── SUPPLIED RECORDS ──
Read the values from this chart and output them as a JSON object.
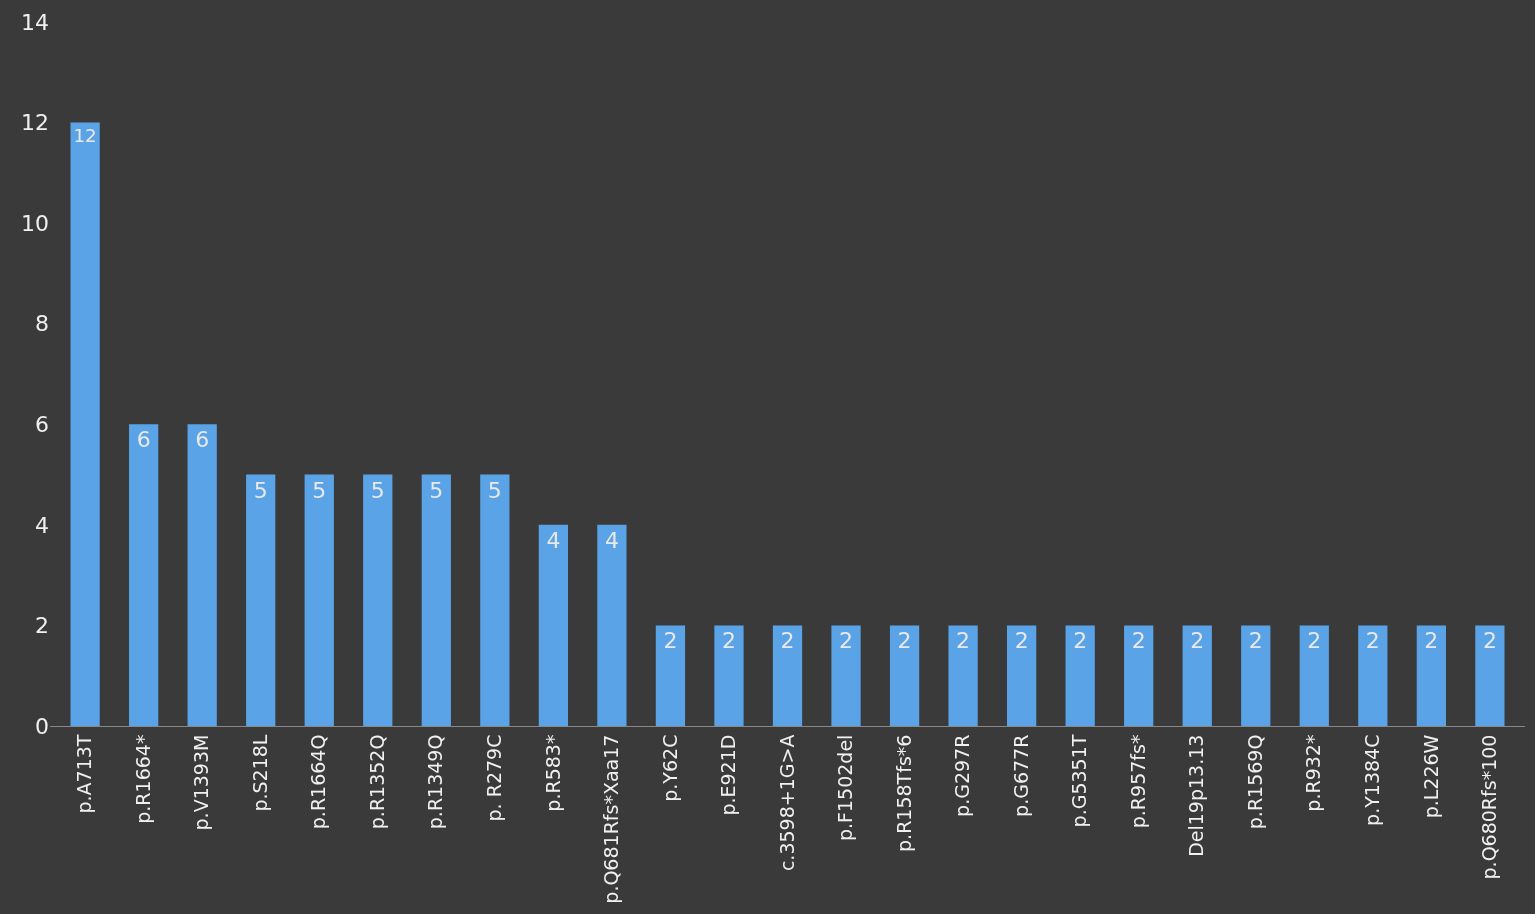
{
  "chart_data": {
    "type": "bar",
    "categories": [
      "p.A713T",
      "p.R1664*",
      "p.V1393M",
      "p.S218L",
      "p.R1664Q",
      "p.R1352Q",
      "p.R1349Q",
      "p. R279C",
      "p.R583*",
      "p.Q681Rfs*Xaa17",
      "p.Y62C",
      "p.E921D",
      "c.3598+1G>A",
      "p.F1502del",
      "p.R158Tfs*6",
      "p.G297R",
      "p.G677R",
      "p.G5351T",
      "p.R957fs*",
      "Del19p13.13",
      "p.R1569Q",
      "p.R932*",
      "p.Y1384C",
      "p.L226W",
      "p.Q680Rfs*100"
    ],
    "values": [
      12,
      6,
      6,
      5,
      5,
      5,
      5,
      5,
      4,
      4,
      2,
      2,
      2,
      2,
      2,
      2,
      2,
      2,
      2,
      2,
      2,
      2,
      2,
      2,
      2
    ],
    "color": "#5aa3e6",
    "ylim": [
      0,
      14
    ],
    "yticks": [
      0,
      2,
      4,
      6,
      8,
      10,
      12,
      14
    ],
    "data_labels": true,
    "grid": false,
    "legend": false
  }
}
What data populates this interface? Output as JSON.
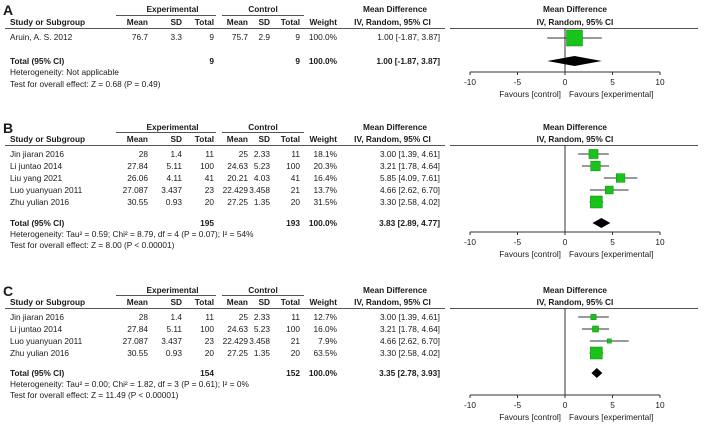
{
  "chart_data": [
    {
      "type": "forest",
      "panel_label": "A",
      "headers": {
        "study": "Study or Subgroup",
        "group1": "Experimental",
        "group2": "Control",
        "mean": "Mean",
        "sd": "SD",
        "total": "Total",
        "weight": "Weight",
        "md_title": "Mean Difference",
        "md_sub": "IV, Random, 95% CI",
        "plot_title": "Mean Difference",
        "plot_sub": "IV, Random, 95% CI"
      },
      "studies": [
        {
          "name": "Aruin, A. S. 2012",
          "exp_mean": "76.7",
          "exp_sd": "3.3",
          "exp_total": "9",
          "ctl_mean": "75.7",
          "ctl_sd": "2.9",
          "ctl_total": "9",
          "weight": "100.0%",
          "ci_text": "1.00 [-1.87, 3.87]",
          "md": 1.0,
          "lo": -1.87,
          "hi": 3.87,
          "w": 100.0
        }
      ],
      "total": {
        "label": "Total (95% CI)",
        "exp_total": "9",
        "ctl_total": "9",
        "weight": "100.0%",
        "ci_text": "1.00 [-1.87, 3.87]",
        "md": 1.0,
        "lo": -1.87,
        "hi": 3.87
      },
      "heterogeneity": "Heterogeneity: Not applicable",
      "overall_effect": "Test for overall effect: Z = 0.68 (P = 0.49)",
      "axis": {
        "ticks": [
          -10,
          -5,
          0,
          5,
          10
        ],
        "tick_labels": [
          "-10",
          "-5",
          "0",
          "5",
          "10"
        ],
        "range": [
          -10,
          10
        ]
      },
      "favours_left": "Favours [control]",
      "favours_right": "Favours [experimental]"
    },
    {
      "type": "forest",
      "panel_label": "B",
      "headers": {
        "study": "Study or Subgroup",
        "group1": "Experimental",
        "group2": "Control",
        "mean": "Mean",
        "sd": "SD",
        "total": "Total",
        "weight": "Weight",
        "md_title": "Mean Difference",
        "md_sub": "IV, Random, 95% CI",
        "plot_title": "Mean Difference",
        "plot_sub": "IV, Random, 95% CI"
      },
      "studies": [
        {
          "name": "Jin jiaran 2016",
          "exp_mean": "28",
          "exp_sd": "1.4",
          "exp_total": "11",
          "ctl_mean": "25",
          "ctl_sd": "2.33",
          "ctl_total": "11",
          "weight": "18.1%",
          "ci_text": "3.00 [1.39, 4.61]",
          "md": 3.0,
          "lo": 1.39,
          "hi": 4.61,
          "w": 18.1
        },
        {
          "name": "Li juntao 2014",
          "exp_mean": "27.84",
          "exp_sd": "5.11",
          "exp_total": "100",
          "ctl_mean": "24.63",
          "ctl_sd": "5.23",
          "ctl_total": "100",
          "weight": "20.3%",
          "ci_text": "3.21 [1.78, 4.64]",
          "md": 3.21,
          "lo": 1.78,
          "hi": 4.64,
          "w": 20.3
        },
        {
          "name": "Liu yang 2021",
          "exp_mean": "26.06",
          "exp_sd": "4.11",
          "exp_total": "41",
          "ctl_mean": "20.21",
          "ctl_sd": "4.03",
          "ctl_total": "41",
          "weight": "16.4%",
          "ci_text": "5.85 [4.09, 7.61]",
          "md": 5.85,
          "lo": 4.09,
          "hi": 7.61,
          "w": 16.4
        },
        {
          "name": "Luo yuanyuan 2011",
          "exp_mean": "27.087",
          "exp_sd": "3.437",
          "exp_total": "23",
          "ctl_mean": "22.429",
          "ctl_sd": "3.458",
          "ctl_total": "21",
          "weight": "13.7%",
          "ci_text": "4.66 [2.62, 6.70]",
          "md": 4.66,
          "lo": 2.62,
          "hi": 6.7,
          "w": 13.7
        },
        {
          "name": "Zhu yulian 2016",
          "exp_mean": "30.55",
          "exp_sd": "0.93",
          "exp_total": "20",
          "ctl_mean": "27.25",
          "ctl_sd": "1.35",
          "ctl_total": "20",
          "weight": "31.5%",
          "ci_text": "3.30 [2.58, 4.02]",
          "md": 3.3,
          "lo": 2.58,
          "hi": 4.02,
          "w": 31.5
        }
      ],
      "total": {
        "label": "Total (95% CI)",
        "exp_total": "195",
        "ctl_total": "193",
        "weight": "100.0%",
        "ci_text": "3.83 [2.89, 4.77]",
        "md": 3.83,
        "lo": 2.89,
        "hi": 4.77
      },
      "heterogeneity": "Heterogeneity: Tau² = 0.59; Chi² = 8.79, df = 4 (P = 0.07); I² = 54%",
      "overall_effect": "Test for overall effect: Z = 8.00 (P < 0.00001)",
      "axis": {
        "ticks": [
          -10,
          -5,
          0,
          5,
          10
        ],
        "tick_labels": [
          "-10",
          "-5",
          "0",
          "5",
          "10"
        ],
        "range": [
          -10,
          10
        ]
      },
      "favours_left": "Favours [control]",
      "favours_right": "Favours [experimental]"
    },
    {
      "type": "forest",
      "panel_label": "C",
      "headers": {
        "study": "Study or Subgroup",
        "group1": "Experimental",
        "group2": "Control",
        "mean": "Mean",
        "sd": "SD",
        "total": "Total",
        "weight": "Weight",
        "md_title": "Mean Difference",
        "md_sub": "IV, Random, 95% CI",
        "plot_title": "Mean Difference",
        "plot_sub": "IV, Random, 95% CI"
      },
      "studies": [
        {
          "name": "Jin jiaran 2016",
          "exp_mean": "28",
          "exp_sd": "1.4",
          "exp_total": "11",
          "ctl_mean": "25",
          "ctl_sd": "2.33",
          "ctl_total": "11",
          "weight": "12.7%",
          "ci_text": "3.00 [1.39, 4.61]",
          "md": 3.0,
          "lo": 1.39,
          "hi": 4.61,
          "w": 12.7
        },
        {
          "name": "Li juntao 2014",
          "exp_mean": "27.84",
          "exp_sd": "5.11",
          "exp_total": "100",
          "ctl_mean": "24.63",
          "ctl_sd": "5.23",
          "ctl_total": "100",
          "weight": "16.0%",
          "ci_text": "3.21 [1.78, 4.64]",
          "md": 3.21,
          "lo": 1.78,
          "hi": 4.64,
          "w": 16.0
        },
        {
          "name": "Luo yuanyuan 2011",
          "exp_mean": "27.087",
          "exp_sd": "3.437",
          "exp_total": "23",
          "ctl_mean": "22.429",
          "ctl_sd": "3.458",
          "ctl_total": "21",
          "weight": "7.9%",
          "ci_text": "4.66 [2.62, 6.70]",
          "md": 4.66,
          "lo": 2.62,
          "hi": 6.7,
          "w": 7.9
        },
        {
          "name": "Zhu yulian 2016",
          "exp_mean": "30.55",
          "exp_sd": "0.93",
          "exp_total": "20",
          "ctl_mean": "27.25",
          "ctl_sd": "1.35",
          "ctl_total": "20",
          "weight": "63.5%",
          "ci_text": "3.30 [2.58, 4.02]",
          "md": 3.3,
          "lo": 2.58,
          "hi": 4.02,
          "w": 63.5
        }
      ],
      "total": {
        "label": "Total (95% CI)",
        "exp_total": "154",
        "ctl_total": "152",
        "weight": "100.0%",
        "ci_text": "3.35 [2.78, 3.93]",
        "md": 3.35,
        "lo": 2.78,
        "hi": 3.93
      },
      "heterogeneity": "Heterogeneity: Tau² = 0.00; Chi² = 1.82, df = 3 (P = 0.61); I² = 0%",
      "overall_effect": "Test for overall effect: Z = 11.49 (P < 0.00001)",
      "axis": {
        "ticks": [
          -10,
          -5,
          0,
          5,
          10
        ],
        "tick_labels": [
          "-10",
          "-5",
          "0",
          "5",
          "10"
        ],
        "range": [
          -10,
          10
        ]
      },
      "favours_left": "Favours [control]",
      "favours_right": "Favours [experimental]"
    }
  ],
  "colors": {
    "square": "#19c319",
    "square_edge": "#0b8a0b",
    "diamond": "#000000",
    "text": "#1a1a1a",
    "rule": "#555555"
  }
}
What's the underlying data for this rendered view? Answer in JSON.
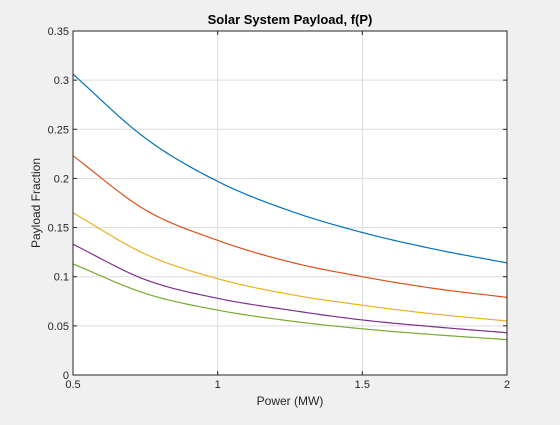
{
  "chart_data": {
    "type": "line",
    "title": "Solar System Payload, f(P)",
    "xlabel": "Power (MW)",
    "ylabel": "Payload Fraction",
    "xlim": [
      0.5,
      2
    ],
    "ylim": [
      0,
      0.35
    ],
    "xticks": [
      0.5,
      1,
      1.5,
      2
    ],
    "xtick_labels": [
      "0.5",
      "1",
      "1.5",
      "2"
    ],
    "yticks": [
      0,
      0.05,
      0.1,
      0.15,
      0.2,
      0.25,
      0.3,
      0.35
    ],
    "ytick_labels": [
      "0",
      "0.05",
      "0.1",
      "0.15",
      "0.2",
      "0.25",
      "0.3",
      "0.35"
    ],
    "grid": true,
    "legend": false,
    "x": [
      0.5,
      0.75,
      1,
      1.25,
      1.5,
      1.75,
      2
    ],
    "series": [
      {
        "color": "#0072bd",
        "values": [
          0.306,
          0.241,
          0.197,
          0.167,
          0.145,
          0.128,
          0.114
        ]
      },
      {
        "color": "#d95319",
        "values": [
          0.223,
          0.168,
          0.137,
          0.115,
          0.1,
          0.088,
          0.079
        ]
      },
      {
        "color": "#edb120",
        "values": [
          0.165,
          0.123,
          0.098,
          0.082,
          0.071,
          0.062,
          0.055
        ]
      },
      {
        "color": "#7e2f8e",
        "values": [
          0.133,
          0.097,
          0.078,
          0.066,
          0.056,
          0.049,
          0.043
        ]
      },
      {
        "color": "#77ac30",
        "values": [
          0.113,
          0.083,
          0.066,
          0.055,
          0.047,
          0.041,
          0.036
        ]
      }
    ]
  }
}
───
[STATED GOAL]
Excluding pictures, copy exactly the lines from the line containing "What's the underlying" through the last line of the data, inclusive.

[SOLUTION TO THE EXERCISE]
What's the underlying data for this rendered view? Answer in JSON.
{
  "chart_data": {
    "type": "line",
    "title": "Solar System Payload, f(P)",
    "xlabel": "Power (MW)",
    "ylabel": "Payload Fraction",
    "xlim": [
      0.5,
      2
    ],
    "ylim": [
      0,
      0.35
    ],
    "xticks": [
      0.5,
      1,
      1.5,
      2
    ],
    "xtick_labels": [
      "0.5",
      "1",
      "1.5",
      "2"
    ],
    "yticks": [
      0,
      0.05,
      0.1,
      0.15,
      0.2,
      0.25,
      0.3,
      0.35
    ],
    "ytick_labels": [
      "0",
      "0.05",
      "0.1",
      "0.15",
      "0.2",
      "0.25",
      "0.3",
      "0.35"
    ],
    "grid": true,
    "legend": false,
    "x": [
      0.5,
      0.75,
      1,
      1.25,
      1.5,
      1.75,
      2
    ],
    "series": [
      {
        "color": "#0072bd",
        "values": [
          0.306,
          0.241,
          0.197,
          0.167,
          0.145,
          0.128,
          0.114
        ]
      },
      {
        "color": "#d95319",
        "values": [
          0.223,
          0.168,
          0.137,
          0.115,
          0.1,
          0.088,
          0.079
        ]
      },
      {
        "color": "#edb120",
        "values": [
          0.165,
          0.123,
          0.098,
          0.082,
          0.071,
          0.062,
          0.055
        ]
      },
      {
        "color": "#7e2f8e",
        "values": [
          0.133,
          0.097,
          0.078,
          0.066,
          0.056,
          0.049,
          0.043
        ]
      },
      {
        "color": "#77ac30",
        "values": [
          0.113,
          0.083,
          0.066,
          0.055,
          0.047,
          0.041,
          0.036
        ]
      }
    ]
  }
}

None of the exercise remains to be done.